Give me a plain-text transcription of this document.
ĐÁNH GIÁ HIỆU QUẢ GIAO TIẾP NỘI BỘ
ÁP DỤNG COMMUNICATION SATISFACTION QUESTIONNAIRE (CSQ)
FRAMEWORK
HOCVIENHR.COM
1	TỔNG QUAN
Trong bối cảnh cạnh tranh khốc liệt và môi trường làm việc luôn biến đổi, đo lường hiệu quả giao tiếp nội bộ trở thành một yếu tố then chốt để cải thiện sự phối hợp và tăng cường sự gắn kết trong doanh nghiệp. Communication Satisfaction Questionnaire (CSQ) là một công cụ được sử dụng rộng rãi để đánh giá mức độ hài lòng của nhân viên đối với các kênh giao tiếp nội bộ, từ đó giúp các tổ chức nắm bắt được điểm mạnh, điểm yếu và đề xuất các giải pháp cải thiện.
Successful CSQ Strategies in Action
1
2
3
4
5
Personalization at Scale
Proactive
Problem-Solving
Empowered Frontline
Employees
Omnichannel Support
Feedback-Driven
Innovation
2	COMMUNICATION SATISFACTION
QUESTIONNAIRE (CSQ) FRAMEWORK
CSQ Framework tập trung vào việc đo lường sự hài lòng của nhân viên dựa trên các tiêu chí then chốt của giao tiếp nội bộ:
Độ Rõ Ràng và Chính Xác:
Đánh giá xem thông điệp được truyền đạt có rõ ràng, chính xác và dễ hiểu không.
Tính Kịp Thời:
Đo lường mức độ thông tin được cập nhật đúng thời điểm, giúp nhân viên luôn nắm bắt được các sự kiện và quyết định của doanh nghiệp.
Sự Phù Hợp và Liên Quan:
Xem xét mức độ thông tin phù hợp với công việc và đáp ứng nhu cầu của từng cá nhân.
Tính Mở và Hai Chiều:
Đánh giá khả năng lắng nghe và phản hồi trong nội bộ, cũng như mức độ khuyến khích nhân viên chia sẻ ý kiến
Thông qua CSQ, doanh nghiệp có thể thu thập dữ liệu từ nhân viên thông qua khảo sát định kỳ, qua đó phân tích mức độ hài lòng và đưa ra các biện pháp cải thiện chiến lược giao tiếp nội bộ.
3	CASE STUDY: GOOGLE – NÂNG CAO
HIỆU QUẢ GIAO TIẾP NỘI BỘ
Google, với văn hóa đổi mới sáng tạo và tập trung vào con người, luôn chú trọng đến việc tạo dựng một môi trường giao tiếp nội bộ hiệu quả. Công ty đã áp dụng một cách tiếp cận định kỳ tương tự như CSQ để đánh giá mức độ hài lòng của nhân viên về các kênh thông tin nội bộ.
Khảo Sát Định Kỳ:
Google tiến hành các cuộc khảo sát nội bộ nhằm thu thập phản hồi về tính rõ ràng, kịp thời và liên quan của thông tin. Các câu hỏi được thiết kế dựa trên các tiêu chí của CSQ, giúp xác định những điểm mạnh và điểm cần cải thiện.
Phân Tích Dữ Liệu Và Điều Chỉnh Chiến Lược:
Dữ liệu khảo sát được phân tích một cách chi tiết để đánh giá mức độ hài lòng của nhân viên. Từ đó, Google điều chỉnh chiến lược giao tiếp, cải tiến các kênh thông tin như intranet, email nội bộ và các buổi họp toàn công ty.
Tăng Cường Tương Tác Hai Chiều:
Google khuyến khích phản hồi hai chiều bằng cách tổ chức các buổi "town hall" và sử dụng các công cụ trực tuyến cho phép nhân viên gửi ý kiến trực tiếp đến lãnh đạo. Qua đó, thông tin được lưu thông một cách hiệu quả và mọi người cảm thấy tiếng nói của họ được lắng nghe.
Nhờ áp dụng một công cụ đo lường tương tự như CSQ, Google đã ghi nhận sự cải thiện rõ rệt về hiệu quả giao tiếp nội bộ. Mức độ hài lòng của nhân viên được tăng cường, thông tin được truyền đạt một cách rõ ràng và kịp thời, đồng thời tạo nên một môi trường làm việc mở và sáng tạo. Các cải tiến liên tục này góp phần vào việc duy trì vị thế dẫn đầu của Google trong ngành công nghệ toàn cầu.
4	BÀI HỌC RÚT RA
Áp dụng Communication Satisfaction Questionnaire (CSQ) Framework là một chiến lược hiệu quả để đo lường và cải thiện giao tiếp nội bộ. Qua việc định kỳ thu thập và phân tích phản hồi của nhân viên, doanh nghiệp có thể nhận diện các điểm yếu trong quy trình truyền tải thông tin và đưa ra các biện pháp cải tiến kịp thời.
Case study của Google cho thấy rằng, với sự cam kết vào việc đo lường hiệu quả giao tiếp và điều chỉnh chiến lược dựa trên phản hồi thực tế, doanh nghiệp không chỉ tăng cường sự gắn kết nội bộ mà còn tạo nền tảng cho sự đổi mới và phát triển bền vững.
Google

====================

GIVEN REQUEST => Output the listing above without altering a single character.

TASK ANSWER =>
Give me a plain-text transcription of this document.
ĐÁNH GIÁ HIỆU QUẢ GIAO TIẾP NỘI BỘ
ÁP DỤNG COMMUNICATION SATISFACTION QUESTIONNAIRE (CSQ)
FRAMEWORK
HOCVIENHR.COM
1	TỔNG QUAN
Trong bối cảnh cạnh tranh khốc liệt và môi trường làm việc luôn biến đổi, đo lường hiệu quả giao tiếp nội bộ trở thành một yếu tố then chốt để cải thiện sự phối hợp và tăng cường sự gắn kết trong doanh nghiệp. Communication Satisfaction Questionnaire (CSQ) là một công cụ được sử dụng rộng rãi để đánh giá mức độ hài lòng của nhân viên đối với các kênh giao tiếp nội bộ, từ đó giúp các tổ chức nắm bắt được điểm mạnh, điểm yếu và đề xuất các giải pháp cải thiện.
Successful CSQ Strategies in Action
1
2
3
4
5
Personalization at Scale
Proactive
Problem-Solving
Empowered Frontline
Employees
Omnichannel Support
Feedback-Driven
Innovation
2	COMMUNICATION SATISFACTION
QUESTIONNAIRE (CSQ) FRAMEWORK
CSQ Framework tập trung vào việc đo lường sự hài lòng của nhân viên dựa trên các tiêu chí then chốt của giao tiếp nội bộ:
Độ Rõ Ràng và Chính Xác:
Đánh giá xem thông điệp được truyền đạt có rõ ràng, chính xác và dễ hiểu không.
Tính Kịp Thời:
Đo lường mức độ thông tin được cập nhật đúng thời điểm, giúp nhân viên luôn nắm bắt được các sự kiện và quyết định của doanh nghiệp.
Sự Phù Hợp và Liên Quan:
Xem xét mức độ thông tin phù hợp với công việc và đáp ứng nhu cầu của từng cá nhân.
Tính Mở và Hai Chiều:
Đánh giá khả năng lắng nghe và phản hồi trong nội bộ, cũng như mức độ khuyến khích nhân viên chia sẻ ý kiến
Thông qua CSQ, doanh nghiệp có thể thu thập dữ liệu từ nhân viên thông qua khảo sát định kỳ, qua đó phân tích mức độ hài lòng và đưa ra các biện pháp cải thiện chiến lược giao tiếp nội bộ.
3	CASE STUDY: GOOGLE – NÂNG CAO
HIỆU QUẢ GIAO TIẾP NỘI BỘ
Google, với văn hóa đổi mới sáng tạo và tập trung vào con người, luôn chú trọng đến việc tạo dựng một môi trường giao tiếp nội bộ hiệu quả. Công ty đã áp dụng một cách tiếp cận định kỳ tương tự như CSQ để đánh giá mức độ hài lòng của nhân viên về các kênh thông tin nội bộ.
Khảo Sát Định Kỳ:
Google tiến hành các cuộc khảo sát nội bộ nhằm thu thập phản hồi về tính rõ ràng, kịp thời và liên quan của thông tin. Các câu hỏi được thiết kế dựa trên các tiêu chí của CSQ, giúp xác định những điểm mạnh và điểm cần cải thiện.
Phân Tích Dữ Liệu Và Điều Chỉnh Chiến Lược:
Dữ liệu khảo sát được phân tích một cách chi tiết để đánh giá mức độ hài lòng của nhân viên. Từ đó, Google điều chỉnh chiến lược giao tiếp, cải tiến các kênh thông tin như intranet, email nội bộ và các buổi họp toàn công ty.
Tăng Cường Tương Tác Hai Chiều:
Google khuyến khích phản hồi hai chiều bằng cách tổ chức các buổi "town hall" và sử dụng các công cụ trực tuyến cho phép nhân viên gửi ý kiến trực tiếp đến lãnh đạo. Qua đó, thông tin được lưu thông một cách hiệu quả và mọi người cảm thấy tiếng nói của họ được lắng nghe.
Nhờ áp dụng một công cụ đo lường tương tự như CSQ, Google đã ghi nhận sự cải thiện rõ rệt về hiệu quả giao tiếp nội bộ. Mức độ hài lòng của nhân viên được tăng cường, thông tin được truyền đạt một cách rõ ràng và kịp thời, đồng thời tạo nên một môi trường làm việc mở và sáng tạo. Các cải tiến liên tục này góp phần vào việc duy trì vị thế dẫn đầu của Google trong ngành công nghệ toàn cầu.
4	BÀI HỌC RÚT RA
Áp dụng Communication Satisfaction Questionnaire (CSQ) Framework là một chiến lược hiệu quả để đo lường và cải thiện giao tiếp nội bộ. Qua việc định kỳ thu thập và phân tích phản hồi của nhân viên, doanh nghiệp có thể nhận diện các điểm yếu trong quy trình truyền tải thông tin và đưa ra các biện pháp cải tiến kịp thời.
Case study của Google cho thấy rằng, với sự cam kết vào việc đo lường hiệu quả giao tiếp và điều chỉnh chiến lược dựa trên phản hồi thực tế, doanh nghiệp không chỉ tăng cường sự gắn kết nội bộ mà còn tạo nền tảng cho sự đổi mới và phát triển bền vững.
Google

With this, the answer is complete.